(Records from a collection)
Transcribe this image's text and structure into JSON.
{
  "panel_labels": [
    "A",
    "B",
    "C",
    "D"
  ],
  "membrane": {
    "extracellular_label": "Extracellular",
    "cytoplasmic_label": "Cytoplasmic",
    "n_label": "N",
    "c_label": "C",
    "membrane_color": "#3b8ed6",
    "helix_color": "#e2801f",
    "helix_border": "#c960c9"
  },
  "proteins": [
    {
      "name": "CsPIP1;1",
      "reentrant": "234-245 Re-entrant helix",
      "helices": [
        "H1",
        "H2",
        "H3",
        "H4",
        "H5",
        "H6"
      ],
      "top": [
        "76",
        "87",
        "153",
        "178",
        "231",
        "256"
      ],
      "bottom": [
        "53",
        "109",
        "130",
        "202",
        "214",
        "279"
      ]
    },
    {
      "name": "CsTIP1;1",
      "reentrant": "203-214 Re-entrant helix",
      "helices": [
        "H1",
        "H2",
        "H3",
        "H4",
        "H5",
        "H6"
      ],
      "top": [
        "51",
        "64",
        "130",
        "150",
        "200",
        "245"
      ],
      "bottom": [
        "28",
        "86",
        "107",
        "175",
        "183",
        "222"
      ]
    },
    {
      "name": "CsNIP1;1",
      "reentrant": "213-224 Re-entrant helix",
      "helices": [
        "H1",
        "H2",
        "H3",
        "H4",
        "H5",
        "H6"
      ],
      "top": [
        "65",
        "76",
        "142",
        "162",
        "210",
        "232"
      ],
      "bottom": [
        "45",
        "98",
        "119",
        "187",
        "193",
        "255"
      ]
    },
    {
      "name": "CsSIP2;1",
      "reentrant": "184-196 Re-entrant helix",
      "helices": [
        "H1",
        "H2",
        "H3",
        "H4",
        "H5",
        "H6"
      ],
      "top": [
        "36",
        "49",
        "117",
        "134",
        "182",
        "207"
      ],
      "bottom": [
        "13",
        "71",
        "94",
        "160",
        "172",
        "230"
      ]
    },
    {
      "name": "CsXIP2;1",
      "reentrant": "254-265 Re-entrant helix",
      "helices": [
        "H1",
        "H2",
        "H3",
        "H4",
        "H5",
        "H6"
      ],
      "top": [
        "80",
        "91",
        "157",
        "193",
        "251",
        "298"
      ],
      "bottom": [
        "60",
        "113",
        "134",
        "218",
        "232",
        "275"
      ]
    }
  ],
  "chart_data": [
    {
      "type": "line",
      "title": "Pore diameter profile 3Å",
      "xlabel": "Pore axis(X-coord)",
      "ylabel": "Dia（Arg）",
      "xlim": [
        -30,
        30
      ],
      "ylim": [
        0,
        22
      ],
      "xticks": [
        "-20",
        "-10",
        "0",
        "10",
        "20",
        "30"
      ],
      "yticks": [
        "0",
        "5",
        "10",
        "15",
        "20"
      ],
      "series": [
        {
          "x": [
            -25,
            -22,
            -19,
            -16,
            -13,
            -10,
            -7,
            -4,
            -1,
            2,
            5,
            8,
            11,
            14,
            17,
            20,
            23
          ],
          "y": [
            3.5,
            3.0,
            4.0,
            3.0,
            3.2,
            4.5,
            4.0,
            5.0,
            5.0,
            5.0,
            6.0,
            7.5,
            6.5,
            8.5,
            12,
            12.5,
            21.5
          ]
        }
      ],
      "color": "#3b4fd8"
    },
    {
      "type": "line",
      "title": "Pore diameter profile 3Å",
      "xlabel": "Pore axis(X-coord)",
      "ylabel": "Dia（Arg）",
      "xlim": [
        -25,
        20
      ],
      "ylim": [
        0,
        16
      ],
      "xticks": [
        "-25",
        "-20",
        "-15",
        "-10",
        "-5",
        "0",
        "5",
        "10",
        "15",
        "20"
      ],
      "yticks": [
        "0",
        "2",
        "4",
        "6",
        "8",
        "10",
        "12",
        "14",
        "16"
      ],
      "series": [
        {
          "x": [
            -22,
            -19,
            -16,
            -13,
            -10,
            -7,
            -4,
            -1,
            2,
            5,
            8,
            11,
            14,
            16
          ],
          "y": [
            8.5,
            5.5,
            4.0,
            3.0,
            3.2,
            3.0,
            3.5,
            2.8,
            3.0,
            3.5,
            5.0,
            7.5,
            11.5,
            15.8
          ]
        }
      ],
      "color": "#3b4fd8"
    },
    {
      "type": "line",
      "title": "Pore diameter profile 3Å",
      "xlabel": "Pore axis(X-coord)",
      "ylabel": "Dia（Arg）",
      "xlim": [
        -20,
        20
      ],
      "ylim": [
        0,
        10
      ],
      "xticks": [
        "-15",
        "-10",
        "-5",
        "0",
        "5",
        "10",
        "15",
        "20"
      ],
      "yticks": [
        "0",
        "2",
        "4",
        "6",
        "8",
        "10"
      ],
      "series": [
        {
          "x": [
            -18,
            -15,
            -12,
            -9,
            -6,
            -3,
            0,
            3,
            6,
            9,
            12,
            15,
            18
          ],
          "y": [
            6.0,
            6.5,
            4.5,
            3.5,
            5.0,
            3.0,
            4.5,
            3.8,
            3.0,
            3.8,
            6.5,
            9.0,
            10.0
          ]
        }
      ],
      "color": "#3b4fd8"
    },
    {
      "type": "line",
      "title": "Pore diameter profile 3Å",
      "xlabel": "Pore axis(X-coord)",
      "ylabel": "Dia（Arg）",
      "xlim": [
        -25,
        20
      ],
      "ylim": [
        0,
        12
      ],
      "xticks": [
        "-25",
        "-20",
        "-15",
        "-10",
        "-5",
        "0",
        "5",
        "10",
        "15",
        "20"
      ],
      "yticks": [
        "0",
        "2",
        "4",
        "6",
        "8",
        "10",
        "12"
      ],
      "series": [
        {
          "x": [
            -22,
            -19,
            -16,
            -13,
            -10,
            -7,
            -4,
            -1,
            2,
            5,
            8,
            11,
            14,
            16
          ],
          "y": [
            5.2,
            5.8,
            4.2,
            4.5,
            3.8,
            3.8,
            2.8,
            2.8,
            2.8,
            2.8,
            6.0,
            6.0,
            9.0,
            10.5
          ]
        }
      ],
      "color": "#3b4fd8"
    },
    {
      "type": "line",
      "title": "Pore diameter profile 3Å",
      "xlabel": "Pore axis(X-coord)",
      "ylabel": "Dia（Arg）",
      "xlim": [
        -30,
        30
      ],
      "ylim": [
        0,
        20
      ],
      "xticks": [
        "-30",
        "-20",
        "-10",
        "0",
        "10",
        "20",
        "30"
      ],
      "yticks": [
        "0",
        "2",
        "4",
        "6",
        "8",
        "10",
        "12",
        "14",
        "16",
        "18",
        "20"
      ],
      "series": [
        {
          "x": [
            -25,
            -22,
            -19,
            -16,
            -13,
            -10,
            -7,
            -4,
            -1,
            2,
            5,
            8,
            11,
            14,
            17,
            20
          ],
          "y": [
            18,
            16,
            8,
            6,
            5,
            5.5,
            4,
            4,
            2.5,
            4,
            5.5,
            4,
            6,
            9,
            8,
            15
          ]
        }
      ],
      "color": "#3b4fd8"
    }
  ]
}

Task instructions:
All of the data is to be written out again, word for word.

Written answer:
Transcribe this image's text and structure into JSON.
{
  "panel_labels": [
    "A",
    "B",
    "C",
    "D"
  ],
  "membrane": {
    "extracellular_label": "Extracellular",
    "cytoplasmic_label": "Cytoplasmic",
    "n_label": "N",
    "c_label": "C",
    "membrane_color": "#3b8ed6",
    "helix_color": "#e2801f",
    "helix_border": "#c960c9"
  },
  "proteins": [
    {
      "name": "CsPIP1;1",
      "reentrant": "234-245 Re-entrant helix",
      "helices": [
        "H1",
        "H2",
        "H3",
        "H4",
        "H5",
        "H6"
      ],
      "top": [
        "76",
        "87",
        "153",
        "178",
        "231",
        "256"
      ],
      "bottom": [
        "53",
        "109",
        "130",
        "202",
        "214",
        "279"
      ]
    },
    {
      "name": "CsTIP1;1",
      "reentrant": "203-214 Re-entrant helix",
      "helices": [
        "H1",
        "H2",
        "H3",
        "H4",
        "H5",
        "H6"
      ],
      "top": [
        "51",
        "64",
        "130",
        "150",
        "200",
        "245"
      ],
      "bottom": [
        "28",
        "86",
        "107",
        "175",
        "183",
        "222"
      ]
    },
    {
      "name": "CsNIP1;1",
      "reentrant": "213-224 Re-entrant helix",
      "helices": [
        "H1",
        "H2",
        "H3",
        "H4",
        "H5",
        "H6"
      ],
      "top": [
        "65",
        "76",
        "142",
        "162",
        "210",
        "232"
      ],
      "bottom": [
        "45",
        "98",
        "119",
        "187",
        "193",
        "255"
      ]
    },
    {
      "name": "CsSIP2;1",
      "reentrant": "184-196 Re-entrant helix",
      "helices": [
        "H1",
        "H2",
        "H3",
        "H4",
        "H5",
        "H6"
      ],
      "top": [
        "36",
        "49",
        "117",
        "134",
        "182",
        "207"
      ],
      "bottom": [
        "13",
        "71",
        "94",
        "160",
        "172",
        "230"
      ]
    },
    {
      "name": "CsXIP2;1",
      "reentrant": "254-265 Re-entrant helix",
      "helices": [
        "H1",
        "H2",
        "H3",
        "H4",
        "H5",
        "H6"
      ],
      "top": [
        "80",
        "91",
        "157",
        "193",
        "251",
        "298"
      ],
      "bottom": [
        "60",
        "113",
        "134",
        "218",
        "232",
        "275"
      ]
    }
  ],
  "chart_data": [
    {
      "type": "line",
      "title": "Pore diameter profile 3Å",
      "xlabel": "Pore axis(X-coord)",
      "ylabel": "Dia（Arg）",
      "xlim": [
        -30,
        30
      ],
      "ylim": [
        0,
        22
      ],
      "xticks": [
        "-20",
        "-10",
        "0",
        "10",
        "20",
        "30"
      ],
      "yticks": [
        "0",
        "5",
        "10",
        "15",
        "20"
      ],
      "series": [
        {
          "x": [
            -25,
            -22,
            -19,
            -16,
            -13,
            -10,
            -7,
            -4,
            -1,
            2,
            5,
            8,
            11,
            14,
            17,
            20,
            23
          ],
          "y": [
            3.5,
            3.0,
            4.0,
            3.0,
            3.2,
            4.5,
            4.0,
            5.0,
            5.0,
            5.0,
            6.0,
            7.5,
            6.5,
            8.5,
            12,
            12.5,
            21.5
          ]
        }
      ],
      "color": "#3b4fd8"
    },
    {
      "type": "line",
      "title": "Pore diameter profile 3Å",
      "xlabel": "Pore axis(X-coord)",
      "ylabel": "Dia（Arg）",
      "xlim": [
        -25,
        20
      ],
      "ylim": [
        0,
        16
      ],
      "xticks": [
        "-25",
        "-20",
        "-15",
        "-10",
        "-5",
        "0",
        "5",
        "10",
        "15",
        "20"
      ],
      "yticks": [
        "0",
        "2",
        "4",
        "6",
        "8",
        "10",
        "12",
        "14",
        "16"
      ],
      "series": [
        {
          "x": [
            -22,
            -19,
            -16,
            -13,
            -10,
            -7,
            -4,
            -1,
            2,
            5,
            8,
            11,
            14,
            16
          ],
          "y": [
            8.5,
            5.5,
            4.0,
            3.0,
            3.2,
            3.0,
            3.5,
            2.8,
            3.0,
            3.5,
            5.0,
            7.5,
            11.5,
            15.8
          ]
        }
      ],
      "color": "#3b4fd8"
    },
    {
      "type": "line",
      "title": "Pore diameter profile 3Å",
      "xlabel": "Pore axis(X-coord)",
      "ylabel": "Dia（Arg）",
      "xlim": [
        -20,
        20
      ],
      "ylim": [
        0,
        10
      ],
      "xticks": [
        "-15",
        "-10",
        "-5",
        "0",
        "5",
        "10",
        "15",
        "20"
      ],
      "yticks": [
        "0",
        "2",
        "4",
        "6",
        "8",
        "10"
      ],
      "series": [
        {
          "x": [
            -18,
            -15,
            -12,
            -9,
            -6,
            -3,
            0,
            3,
            6,
            9,
            12,
            15,
            18
          ],
          "y": [
            6.0,
            6.5,
            4.5,
            3.5,
            5.0,
            3.0,
            4.5,
            3.8,
            3.0,
            3.8,
            6.5,
            9.0,
            10.0
          ]
        }
      ],
      "color": "#3b4fd8"
    },
    {
      "type": "line",
      "title": "Pore diameter profile 3Å",
      "xlabel": "Pore axis(X-coord)",
      "ylabel": "Dia（Arg）",
      "xlim": [
        -25,
        20
      ],
      "ylim": [
        0,
        12
      ],
      "xticks": [
        "-25",
        "-20",
        "-15",
        "-10",
        "-5",
        "0",
        "5",
        "10",
        "15",
        "20"
      ],
      "yticks": [
        "0",
        "2",
        "4",
        "6",
        "8",
        "10",
        "12"
      ],
      "series": [
        {
          "x": [
            -22,
            -19,
            -16,
            -13,
            -10,
            -7,
            -4,
            -1,
            2,
            5,
            8,
            11,
            14,
            16
          ],
          "y": [
            5.2,
            5.8,
            4.2,
            4.5,
            3.8,
            3.8,
            2.8,
            2.8,
            2.8,
            2.8,
            6.0,
            6.0,
            9.0,
            10.5
          ]
        }
      ],
      "color": "#3b4fd8"
    },
    {
      "type": "line",
      "title": "Pore diameter profile 3Å",
      "xlabel": "Pore axis(X-coord)",
      "ylabel": "Dia（Arg）",
      "xlim": [
        -30,
        30
      ],
      "ylim": [
        0,
        20
      ],
      "xticks": [
        "-30",
        "-20",
        "-10",
        "0",
        "10",
        "20",
        "30"
      ],
      "yticks": [
        "0",
        "2",
        "4",
        "6",
        "8",
        "10",
        "12",
        "14",
        "16",
        "18",
        "20"
      ],
      "series": [
        {
          "x": [
            -25,
            -22,
            -19,
            -16,
            -13,
            -10,
            -7,
            -4,
            -1,
            2,
            5,
            8,
            11,
            14,
            17,
            20
          ],
          "y": [
            18,
            16,
            8,
            6,
            5,
            5.5,
            4,
            4,
            2.5,
            4,
            5.5,
            4,
            6,
            9,
            8,
            15
          ]
        }
      ],
      "color": "#3b4fd8"
    }
  ]
}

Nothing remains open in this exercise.